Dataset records
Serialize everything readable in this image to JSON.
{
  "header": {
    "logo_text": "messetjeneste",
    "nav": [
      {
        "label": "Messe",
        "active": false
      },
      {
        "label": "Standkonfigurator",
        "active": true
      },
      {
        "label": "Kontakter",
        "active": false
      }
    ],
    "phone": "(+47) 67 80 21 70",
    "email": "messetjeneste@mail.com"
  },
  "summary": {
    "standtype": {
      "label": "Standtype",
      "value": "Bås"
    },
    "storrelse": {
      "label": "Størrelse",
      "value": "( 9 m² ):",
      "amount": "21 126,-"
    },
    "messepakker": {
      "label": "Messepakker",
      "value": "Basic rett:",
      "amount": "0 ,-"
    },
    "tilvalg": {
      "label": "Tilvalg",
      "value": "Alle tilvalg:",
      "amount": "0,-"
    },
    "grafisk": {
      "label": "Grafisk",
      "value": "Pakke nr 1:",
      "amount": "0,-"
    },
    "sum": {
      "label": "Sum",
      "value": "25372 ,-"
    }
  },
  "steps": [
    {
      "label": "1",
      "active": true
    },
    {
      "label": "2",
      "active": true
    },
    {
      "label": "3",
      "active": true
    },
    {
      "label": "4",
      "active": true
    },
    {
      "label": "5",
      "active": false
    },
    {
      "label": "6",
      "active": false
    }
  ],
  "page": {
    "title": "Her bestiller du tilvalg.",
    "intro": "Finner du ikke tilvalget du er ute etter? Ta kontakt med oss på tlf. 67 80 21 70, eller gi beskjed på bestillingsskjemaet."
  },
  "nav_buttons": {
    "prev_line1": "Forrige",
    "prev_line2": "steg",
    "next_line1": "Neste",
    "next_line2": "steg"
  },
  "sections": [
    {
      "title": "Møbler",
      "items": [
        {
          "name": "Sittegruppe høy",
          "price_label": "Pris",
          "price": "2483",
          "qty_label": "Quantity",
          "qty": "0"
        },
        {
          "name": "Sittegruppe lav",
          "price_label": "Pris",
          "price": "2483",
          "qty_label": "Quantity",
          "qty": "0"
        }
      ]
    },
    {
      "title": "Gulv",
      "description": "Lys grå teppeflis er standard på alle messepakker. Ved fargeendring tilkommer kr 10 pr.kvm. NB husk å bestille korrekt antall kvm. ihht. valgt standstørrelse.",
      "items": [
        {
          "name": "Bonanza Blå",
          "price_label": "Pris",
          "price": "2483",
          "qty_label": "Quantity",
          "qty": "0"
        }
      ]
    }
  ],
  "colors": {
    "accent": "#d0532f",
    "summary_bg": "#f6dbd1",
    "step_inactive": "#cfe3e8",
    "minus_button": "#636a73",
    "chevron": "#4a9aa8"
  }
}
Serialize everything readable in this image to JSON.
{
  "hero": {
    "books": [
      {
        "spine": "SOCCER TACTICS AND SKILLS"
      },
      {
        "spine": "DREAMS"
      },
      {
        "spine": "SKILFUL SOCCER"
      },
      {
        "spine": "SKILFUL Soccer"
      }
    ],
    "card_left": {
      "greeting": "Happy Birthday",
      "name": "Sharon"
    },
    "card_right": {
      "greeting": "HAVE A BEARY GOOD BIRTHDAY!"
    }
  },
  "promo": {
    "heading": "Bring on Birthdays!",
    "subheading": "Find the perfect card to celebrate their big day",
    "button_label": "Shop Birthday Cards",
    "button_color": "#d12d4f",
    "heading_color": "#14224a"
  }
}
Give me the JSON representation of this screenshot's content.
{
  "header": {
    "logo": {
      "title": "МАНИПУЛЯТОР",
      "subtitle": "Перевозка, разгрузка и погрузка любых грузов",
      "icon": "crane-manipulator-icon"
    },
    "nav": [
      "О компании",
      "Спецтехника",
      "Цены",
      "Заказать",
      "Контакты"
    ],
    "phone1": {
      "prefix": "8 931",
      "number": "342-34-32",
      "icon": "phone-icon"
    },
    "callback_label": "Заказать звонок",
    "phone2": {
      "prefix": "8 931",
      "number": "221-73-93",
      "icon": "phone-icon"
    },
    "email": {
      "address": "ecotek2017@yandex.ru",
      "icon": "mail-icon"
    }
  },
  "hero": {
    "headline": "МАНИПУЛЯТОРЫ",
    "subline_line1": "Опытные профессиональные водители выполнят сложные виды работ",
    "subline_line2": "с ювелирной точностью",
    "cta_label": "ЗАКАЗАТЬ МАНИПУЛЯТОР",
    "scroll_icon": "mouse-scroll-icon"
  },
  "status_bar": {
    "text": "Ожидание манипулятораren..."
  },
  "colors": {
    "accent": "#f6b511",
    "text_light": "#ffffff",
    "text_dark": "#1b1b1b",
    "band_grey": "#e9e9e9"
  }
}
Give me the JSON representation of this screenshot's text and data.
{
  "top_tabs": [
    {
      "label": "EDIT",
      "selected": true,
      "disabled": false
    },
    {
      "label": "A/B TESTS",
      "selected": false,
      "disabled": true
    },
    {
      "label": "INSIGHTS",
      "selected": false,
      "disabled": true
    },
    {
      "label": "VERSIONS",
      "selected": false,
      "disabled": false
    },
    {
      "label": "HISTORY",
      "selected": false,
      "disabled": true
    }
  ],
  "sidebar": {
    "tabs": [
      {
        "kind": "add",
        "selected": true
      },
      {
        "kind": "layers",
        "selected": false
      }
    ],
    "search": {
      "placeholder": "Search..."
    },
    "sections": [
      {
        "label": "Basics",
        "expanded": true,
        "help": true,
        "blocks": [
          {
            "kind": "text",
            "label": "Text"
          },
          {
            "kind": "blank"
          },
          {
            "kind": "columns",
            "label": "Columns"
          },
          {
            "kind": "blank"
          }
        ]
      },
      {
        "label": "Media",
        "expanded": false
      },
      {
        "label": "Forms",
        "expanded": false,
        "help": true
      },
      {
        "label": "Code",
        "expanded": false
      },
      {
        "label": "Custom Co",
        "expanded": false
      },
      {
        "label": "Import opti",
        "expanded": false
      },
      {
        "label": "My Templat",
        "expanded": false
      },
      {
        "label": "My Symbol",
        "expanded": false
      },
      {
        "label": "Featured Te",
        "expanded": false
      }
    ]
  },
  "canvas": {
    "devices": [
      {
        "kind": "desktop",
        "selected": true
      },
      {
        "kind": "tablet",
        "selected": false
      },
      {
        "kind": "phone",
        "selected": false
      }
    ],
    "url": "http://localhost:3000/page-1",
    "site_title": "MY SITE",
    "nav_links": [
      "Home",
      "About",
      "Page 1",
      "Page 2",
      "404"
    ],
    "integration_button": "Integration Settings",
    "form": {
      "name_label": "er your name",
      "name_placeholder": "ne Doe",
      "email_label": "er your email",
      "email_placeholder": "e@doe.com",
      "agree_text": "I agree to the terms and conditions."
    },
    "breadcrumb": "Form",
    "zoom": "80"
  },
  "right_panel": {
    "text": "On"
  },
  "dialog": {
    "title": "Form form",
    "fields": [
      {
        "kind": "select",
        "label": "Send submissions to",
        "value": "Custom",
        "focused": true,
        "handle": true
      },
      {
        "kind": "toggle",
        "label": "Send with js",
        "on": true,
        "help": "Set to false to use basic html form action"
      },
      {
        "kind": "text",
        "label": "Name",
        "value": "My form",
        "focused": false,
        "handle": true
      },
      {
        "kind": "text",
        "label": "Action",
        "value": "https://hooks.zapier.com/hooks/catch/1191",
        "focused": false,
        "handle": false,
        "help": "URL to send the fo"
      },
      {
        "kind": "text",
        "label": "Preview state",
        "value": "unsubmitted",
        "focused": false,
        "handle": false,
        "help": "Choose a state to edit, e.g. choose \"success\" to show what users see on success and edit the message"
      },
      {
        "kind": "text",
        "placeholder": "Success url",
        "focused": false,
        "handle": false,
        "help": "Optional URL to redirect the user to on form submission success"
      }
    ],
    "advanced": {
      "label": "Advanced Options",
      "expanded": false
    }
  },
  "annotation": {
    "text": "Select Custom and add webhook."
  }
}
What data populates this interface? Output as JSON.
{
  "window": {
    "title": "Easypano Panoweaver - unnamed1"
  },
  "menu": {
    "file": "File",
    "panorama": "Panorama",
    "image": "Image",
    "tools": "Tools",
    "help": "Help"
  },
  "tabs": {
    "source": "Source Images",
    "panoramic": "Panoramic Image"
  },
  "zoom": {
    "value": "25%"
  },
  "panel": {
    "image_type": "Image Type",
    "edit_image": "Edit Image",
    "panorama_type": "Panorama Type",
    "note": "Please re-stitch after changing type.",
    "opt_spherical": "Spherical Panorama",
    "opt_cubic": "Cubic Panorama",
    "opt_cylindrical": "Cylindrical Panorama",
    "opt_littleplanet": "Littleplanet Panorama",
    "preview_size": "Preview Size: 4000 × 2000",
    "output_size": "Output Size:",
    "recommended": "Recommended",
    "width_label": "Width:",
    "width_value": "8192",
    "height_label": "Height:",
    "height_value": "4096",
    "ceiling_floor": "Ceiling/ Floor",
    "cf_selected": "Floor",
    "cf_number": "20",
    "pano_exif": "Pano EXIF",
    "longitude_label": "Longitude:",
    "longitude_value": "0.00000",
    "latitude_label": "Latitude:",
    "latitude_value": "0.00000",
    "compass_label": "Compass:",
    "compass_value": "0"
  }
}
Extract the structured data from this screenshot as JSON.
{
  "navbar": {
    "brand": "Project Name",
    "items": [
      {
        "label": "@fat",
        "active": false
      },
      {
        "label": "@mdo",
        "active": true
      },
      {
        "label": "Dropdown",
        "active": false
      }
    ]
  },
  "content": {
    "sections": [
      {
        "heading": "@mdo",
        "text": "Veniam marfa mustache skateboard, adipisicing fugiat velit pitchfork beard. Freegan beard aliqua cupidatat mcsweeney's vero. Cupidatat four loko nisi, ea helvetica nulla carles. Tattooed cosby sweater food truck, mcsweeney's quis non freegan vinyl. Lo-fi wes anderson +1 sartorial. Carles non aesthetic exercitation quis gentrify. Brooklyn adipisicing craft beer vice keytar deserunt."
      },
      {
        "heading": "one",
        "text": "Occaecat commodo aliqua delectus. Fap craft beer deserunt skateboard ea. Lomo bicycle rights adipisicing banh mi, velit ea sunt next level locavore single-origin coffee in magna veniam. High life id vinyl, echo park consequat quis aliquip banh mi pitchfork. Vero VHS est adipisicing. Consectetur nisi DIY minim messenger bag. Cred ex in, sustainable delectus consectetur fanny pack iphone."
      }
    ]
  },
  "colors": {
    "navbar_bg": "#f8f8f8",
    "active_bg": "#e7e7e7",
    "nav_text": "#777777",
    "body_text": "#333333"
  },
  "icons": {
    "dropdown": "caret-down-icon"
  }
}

WORK TO DO
Collect, from the material above, every line containing the word "deserunt".

RESULT OF THIS EXERCISE
        "text": "Veniam marfa mustache skateboard, adipisicing fugiat velit pitchfork beard. Freegan beard aliqua cupidatat mcsweeney's vero. Cupidatat four loko nisi, ea helvetica nulla carles. Tattooed cosby sweater food truck, mcsweeney's quis non freegan vinyl. Lo-fi wes anderson +1 sartorial. Carles non aesthetic exercitation quis gentrify. Brooklyn adipisicing craft beer vice keytar deserunt."
        "text": "Occaecat commodo aliqua delectus. Fap craft beer deserunt skateboard ea. Lomo bicycle rights adipisicing banh mi, velit ea sunt next level locavore single-origin coffee in magna veniam. High life id vinyl, echo park consequat quis aliquip banh mi pitchfork. Vero VHS est adipisicing. Consectetur nisi DIY minim messenger bag. Cred ex in, sustainable delectus consectetur fanny pack iphone."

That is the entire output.